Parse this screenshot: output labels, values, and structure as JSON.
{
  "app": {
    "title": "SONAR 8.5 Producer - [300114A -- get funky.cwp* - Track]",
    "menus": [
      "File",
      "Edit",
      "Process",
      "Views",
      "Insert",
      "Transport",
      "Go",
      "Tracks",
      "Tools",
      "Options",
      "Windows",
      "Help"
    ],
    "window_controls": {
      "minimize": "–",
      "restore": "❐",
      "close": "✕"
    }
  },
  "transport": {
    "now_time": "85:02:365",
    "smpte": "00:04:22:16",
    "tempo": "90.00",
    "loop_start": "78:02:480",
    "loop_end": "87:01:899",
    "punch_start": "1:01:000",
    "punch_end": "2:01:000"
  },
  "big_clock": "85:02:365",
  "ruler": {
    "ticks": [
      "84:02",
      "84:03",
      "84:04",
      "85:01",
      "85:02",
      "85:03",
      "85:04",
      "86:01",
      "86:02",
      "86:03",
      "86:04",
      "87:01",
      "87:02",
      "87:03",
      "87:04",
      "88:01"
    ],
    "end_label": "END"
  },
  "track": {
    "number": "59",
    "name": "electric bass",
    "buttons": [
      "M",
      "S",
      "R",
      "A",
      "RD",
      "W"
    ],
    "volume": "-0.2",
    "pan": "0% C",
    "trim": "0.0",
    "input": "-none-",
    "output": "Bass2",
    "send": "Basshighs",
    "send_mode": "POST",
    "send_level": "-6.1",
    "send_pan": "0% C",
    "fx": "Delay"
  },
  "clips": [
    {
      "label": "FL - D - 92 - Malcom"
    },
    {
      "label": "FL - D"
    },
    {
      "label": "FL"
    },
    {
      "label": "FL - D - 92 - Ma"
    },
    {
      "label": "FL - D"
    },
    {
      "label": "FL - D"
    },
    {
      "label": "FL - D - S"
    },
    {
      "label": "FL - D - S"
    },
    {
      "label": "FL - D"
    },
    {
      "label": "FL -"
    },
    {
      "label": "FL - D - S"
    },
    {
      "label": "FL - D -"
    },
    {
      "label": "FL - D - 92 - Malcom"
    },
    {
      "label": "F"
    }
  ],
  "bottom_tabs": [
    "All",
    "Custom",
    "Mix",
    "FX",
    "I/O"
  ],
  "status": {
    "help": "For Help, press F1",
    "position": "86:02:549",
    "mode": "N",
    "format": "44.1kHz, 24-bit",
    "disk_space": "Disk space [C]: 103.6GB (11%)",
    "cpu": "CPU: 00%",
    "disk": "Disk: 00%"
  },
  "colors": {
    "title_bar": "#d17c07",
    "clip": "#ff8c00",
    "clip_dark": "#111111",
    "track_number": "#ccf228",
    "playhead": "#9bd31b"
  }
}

WHAT TO WORK ON: Say, as a single number and nothing more, how many lines of the entries contain the word "output".

FINISHED TASK: 2